- Task requirements
- 1) Answer these questions using the passage on Chocolatey:
(a) How does the passage say to paste a copied command into Command Prompt?
(b) Which command checks whether an app is available?
(c) Which command installs an app?
- 2) Write the next part of the passage on Chocolatey, starting after its last sentence.

- Source passage
If you’ve ever used Linux’s apt-get command for installing software, you must be aware of the level of convenience it provides. For those unfamiliar, all Debian-based Linux distributions (including the popular Ubuntu) provides an easy solution to install apps by entering a simple command. This feature is as good as it gets and if you wish you had something similar on Windows, take Chocolatey for a spin. This simple, easy to use tool is designed to let you install hundreds of apps the Linux way; instead of downloading apps via your web browser and running the downloaded installer, you simply type a two-word command for the purpose. In fact, Chocolatey’s own installation process comprises running a command in the Command Prompt. Let’s take a close look!.

To install Chocolatey, you won’t require to open your web browser, download the tool and then go through any installation steps; all you have to to is copy and paste the following command in Command Prompt and press enter:

@powershell -NoProfile -ExecutionPolicy unrestricted -Command "iex ((new-object net.webclient).DownloadString('https://chocolatey.org/install.ps1'))" && SET PATH=%PATH%;%systemdrive%\chocolatey\bin

If you’re not sure how to copy and paste commands in Command Prompt, let’s guide you through that too. After copying the above text just open Command Prompt, right-click anywhere on it and select Paste from the context menu.


Upon pressing enter, the app will begin installation on its own, so just sit back and wait for it to complete. Once done, you’re now ready to download and install your favorite apps, provided they are listed in Chocolatey’s database, which as of now houses a host of freeware including Skype, VLC, Firefox, Chrome, Notepad++, 7Zip and many more. To check for an app’s availability, you can run the clist command with the app name, like this:

clist skype


If the app is found, it will be listed, along with other similar apps in certain cases as well. Found your favorite app in there? Great – it’s time to install it, which is also fairly hassle-free. All you have to do is use the cinst command, followed by the app’s name and press Enter. Here’s an example:

cinst skype

You may get the UAC prompt, depending on your security settings. Though it’s the only click that will nag you during installation process, and your app will start downloading and installing automatically without any further input required from you in the process. If there are any dependencies in the installation process (i.e. any apps that required to be installed first in order to successfully install the app specified in the command), Chocolatey takes care of that for you as well.

- Record excerpts

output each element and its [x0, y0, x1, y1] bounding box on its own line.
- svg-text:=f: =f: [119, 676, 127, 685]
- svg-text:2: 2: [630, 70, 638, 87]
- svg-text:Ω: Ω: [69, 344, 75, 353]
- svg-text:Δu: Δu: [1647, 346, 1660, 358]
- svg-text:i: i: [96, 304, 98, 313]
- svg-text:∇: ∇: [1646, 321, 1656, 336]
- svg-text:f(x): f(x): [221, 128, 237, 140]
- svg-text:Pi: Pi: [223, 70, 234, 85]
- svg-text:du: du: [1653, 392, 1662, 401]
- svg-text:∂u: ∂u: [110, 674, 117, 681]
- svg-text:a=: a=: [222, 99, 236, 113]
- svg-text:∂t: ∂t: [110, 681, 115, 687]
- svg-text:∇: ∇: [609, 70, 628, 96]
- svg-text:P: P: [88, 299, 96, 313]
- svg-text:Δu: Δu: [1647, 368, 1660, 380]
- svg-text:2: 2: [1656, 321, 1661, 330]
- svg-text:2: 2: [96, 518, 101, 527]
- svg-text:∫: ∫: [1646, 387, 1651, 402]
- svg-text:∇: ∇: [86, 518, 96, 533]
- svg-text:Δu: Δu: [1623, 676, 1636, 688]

- Answers
- 1)
(a) Open Command Prompt, right-click anywhere on it and select Paste from the context menu.
(b) The clist command followed by the app name, for example "clist skype."
(c) The cinst command followed by the app's name, for example "cinst skype."

- 2)
Chocolatey_Install App

You can see a list of all available commands by using this command:

chocolatey /?

The list Chocolatey shows offers long names of the commands. Fortunately, Chocolately offers shortcuts (like the cinst one that we’ve used above for ‘chocolatey install’), and here’s a list of all of them:

cinst: chocolatey install
cinstm: chocolatey installmissing
cup: chocolatey update
clist: chocolatey list
cver: chocolatey version
cwebpi: chocolatey webpi
cwindowsfeatures: chocolatey windowsfeatures
ccygwinL chocolatey cygwin
cpython: chocolatey python
cgem: chocolatey gem
cpack: chocolatey pack
cpush: chocolatey push
cuninst: chocolatey uninstall

All in all, it’s an an incredibly useful tool that allows you to do a lot in a very little time when it comes to app installation on Windows. While it already houses a stack of apps in its library, hopefully the list will grow as Chocolatey gets more attention from app developers. The app works on Windows XP, Windows Vista, Windows 7 and Windows 8. Testing was carried out on Windows 8 Pro, 64-bit edition.

Visit Chocolatey Website


  1. Doesn’t seem all that useful to me. There is a reason we use GUIs for this kind of thing. The problem with installers like this is that you already have to know about the program you want and you also already have to know what it does. If you already know those things, then you probably already have them installed.

    Even in an admin capacity, I couldn’t see this being useful, since most of these would be banned by corporation policy and anything that was allowed would be installed once on a local server and run across that.

    I also don’t see a way to set a custom installation directory for each application. That’s a huge minus.